-------- RECORDS FOR THE TASK --------

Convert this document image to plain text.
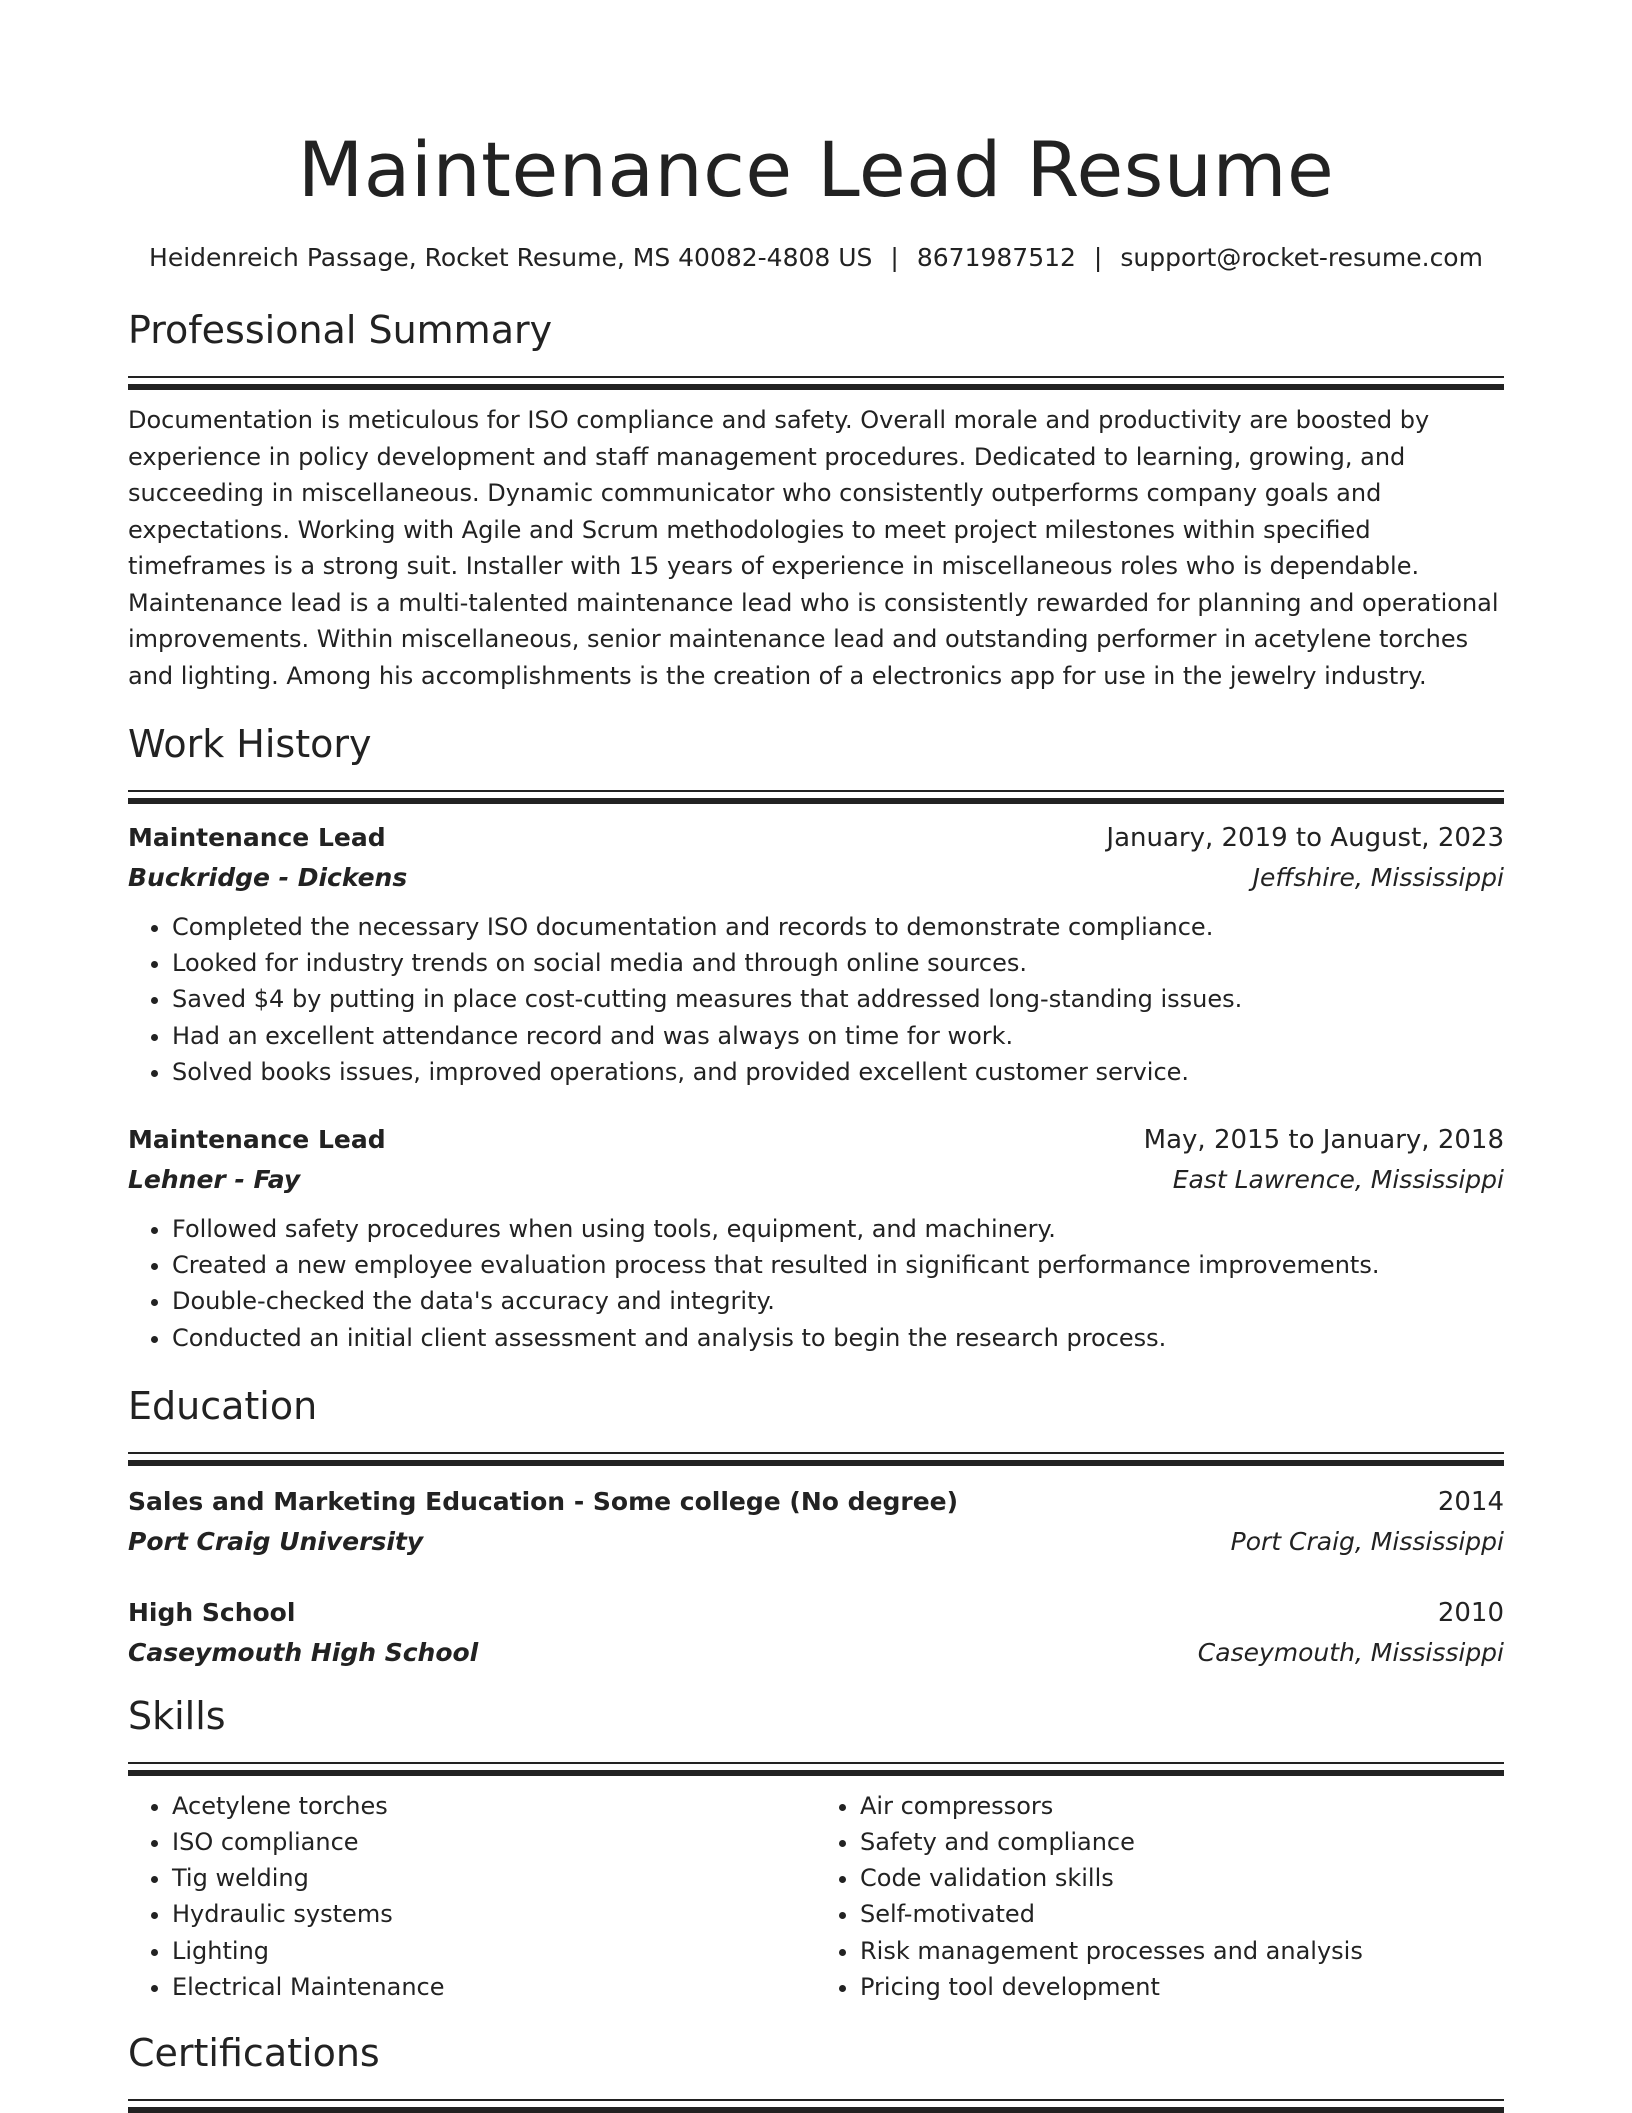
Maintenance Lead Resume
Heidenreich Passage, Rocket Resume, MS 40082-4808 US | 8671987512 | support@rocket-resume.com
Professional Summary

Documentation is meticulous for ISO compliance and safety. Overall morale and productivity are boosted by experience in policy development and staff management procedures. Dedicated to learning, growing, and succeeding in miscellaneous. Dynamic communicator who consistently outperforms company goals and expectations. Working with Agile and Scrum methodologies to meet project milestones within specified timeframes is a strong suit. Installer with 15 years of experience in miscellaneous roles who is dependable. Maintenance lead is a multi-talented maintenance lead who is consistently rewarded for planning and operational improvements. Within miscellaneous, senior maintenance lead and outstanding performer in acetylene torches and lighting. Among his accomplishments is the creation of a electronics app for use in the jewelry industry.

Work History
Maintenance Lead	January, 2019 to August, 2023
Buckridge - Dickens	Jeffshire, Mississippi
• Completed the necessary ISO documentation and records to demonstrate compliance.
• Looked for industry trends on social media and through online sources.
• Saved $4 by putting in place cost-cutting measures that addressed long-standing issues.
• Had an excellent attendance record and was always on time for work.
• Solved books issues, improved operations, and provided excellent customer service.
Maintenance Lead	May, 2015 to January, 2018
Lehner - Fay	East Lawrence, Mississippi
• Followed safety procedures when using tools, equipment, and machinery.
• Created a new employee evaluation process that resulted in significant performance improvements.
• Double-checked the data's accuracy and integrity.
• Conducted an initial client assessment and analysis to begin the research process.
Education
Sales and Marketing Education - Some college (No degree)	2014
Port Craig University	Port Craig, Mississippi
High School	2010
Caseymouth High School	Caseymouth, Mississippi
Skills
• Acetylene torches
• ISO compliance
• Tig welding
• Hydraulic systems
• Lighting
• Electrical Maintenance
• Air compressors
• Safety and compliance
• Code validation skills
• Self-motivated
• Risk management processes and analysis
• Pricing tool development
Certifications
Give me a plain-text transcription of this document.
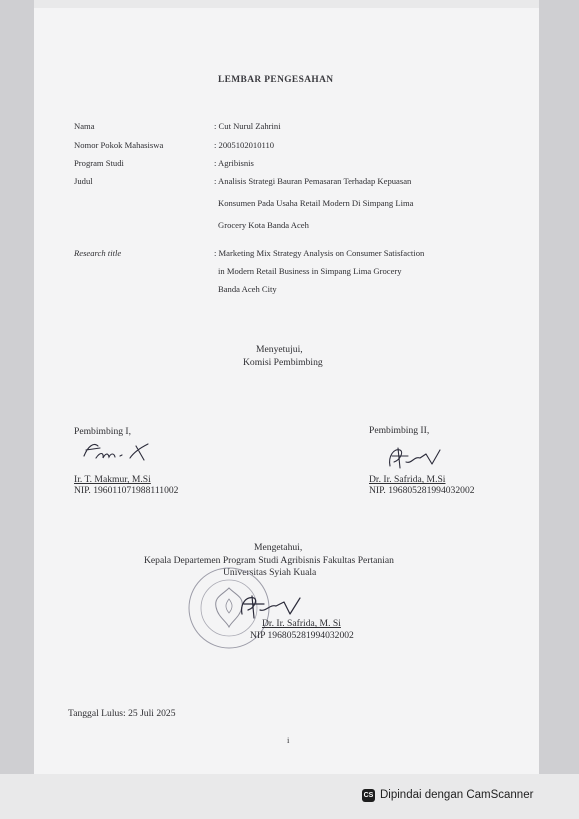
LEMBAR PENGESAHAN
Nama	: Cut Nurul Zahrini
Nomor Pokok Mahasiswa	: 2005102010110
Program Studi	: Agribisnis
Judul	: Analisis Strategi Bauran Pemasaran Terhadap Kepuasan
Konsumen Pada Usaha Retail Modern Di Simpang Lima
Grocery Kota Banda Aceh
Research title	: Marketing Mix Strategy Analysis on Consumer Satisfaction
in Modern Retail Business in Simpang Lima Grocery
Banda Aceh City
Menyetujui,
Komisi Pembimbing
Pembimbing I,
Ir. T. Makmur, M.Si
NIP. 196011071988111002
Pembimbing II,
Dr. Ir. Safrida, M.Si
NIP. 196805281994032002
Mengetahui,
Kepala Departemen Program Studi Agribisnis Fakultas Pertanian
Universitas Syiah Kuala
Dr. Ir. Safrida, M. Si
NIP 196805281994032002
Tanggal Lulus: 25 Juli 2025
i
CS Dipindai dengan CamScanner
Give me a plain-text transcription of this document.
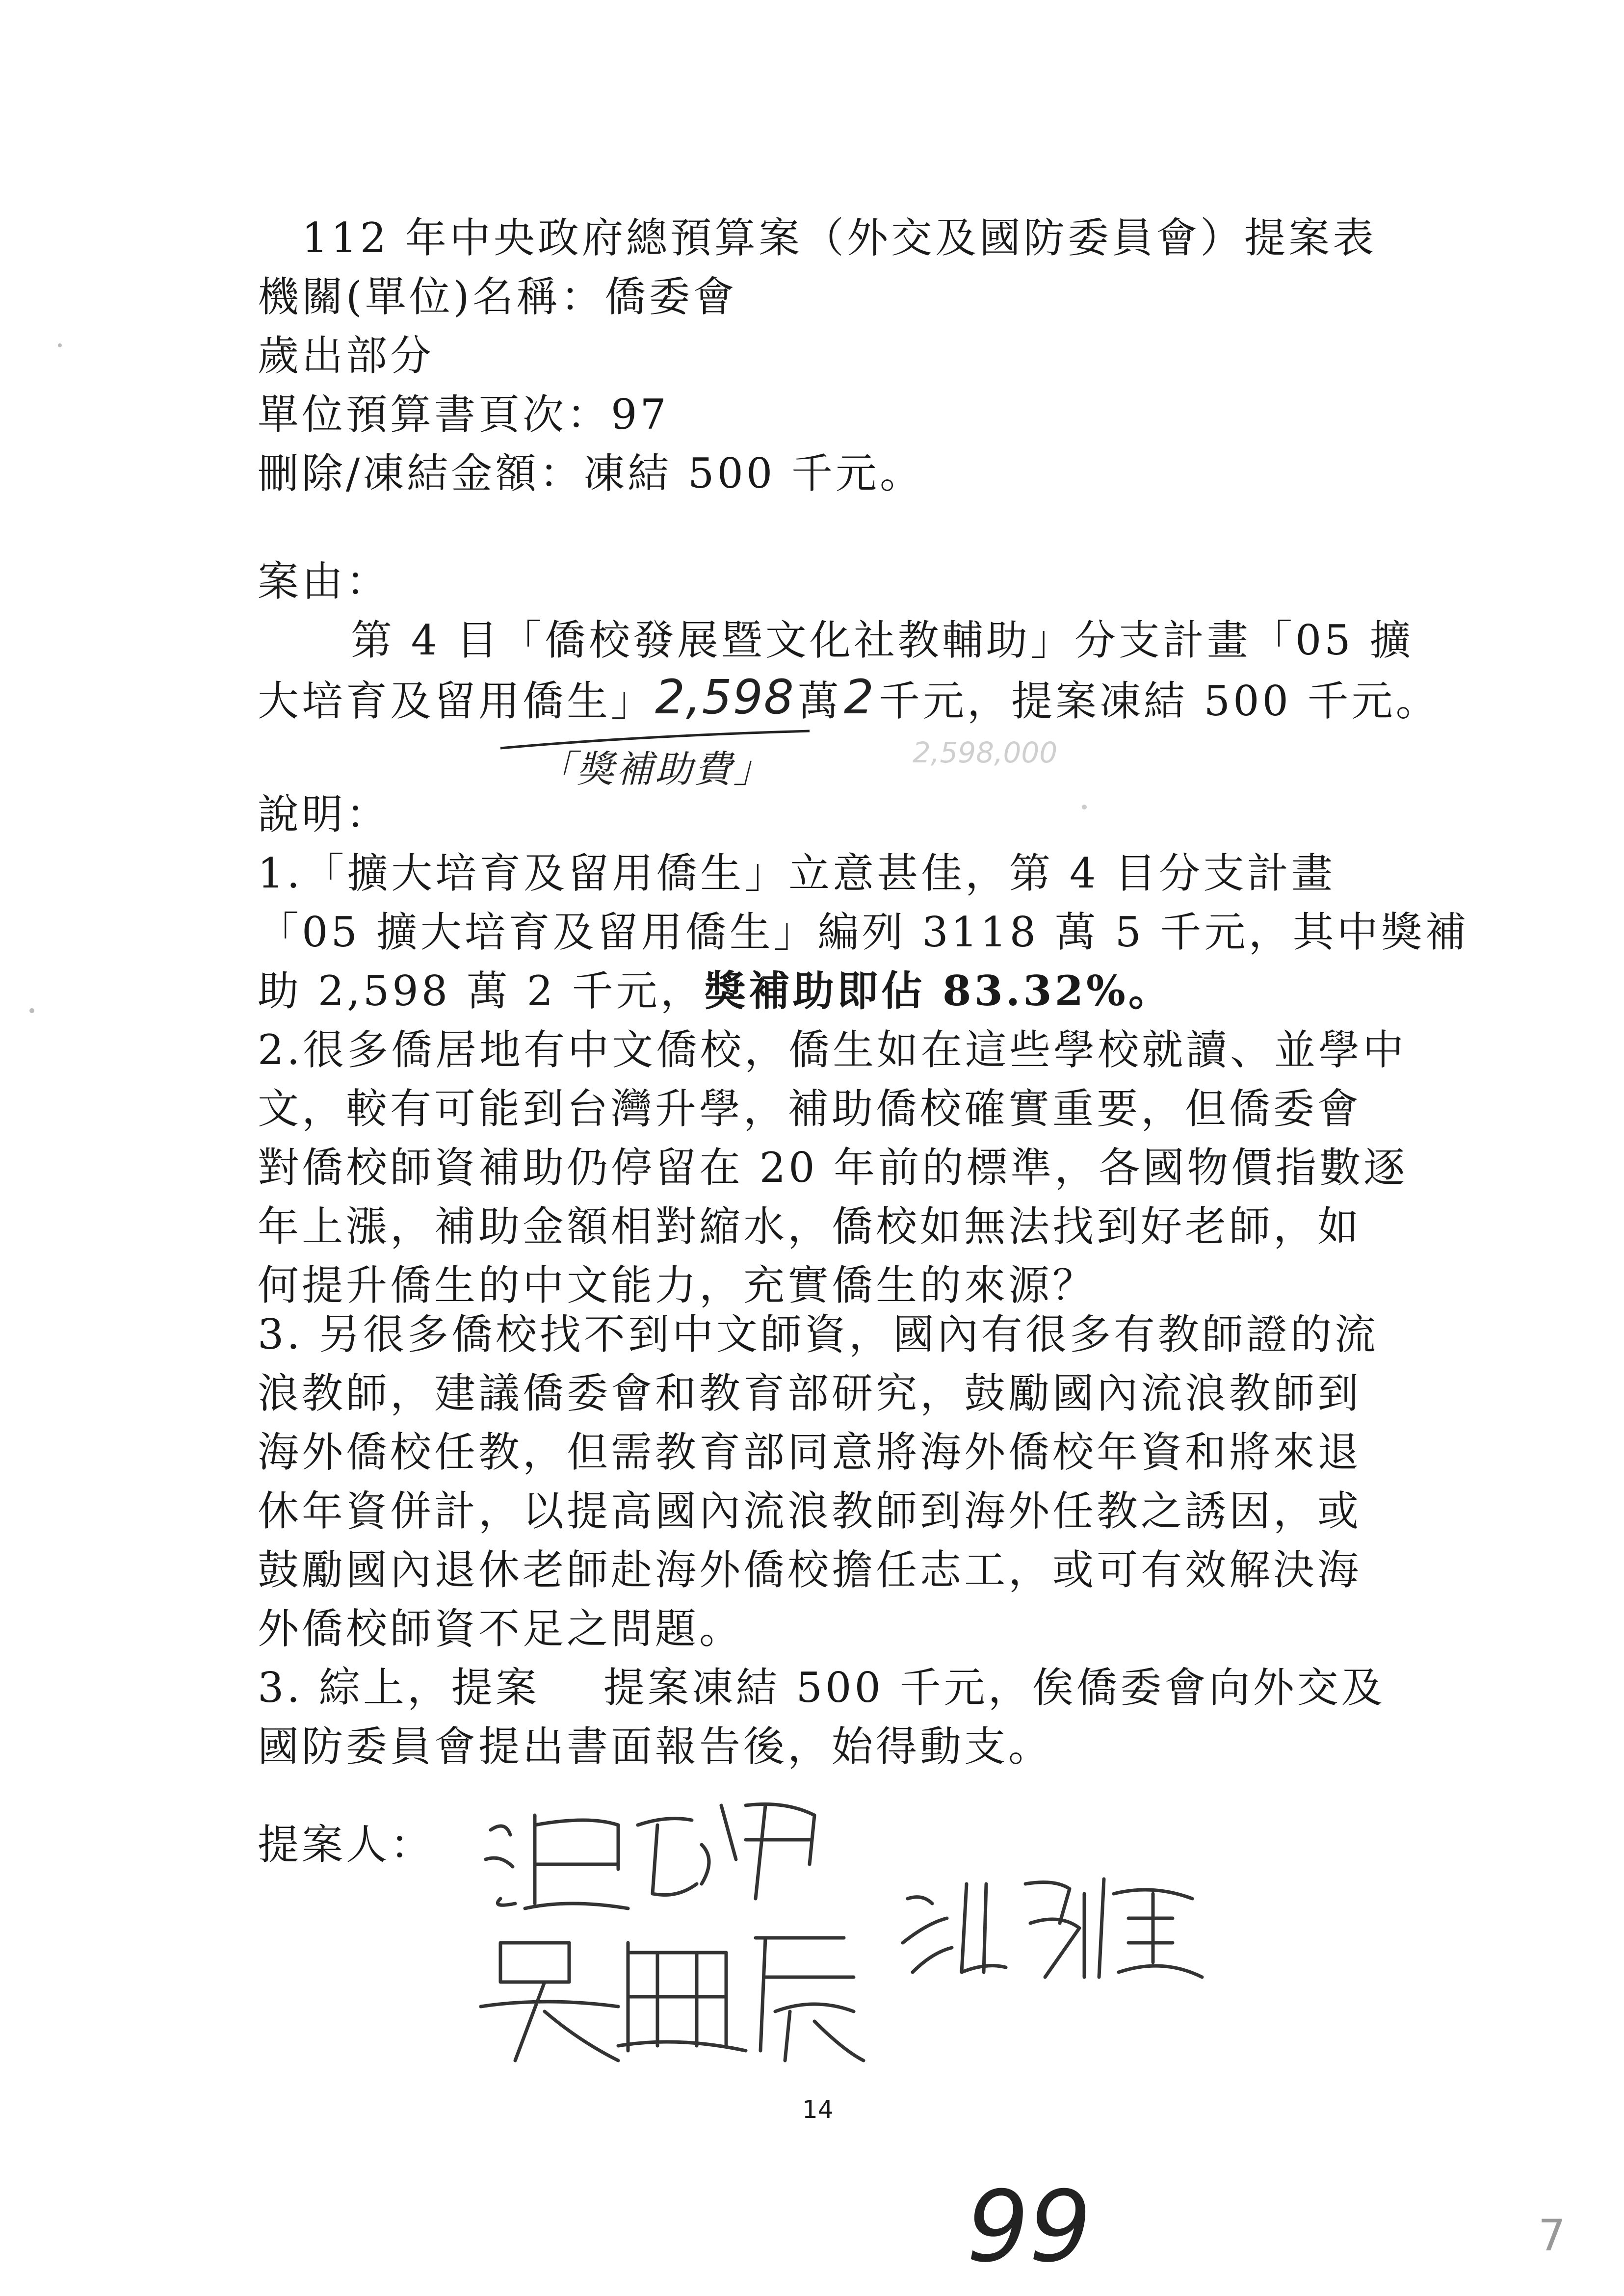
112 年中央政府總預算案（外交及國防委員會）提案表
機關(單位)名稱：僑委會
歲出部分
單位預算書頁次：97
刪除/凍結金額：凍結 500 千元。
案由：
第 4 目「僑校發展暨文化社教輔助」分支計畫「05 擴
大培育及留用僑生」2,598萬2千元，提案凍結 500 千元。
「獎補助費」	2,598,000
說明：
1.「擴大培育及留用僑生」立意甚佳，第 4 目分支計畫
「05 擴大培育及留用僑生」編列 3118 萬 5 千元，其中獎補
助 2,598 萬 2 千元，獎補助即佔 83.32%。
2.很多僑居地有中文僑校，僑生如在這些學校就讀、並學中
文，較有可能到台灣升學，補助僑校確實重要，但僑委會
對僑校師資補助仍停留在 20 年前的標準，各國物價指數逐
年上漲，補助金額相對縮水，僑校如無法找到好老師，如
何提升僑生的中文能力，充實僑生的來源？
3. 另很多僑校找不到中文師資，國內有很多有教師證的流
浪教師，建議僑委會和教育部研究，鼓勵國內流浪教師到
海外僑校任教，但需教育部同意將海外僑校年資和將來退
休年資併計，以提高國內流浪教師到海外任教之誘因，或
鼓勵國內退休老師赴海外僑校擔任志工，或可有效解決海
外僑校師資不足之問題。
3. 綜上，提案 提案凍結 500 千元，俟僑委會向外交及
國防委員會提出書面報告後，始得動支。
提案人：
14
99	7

--------

* [PROBLEM TO SOLVE]
Gather each line holding the string "School".

* [EXERCISE RESULT]
High School	2010
Caseymouth High School	Caseymouth, Mississippi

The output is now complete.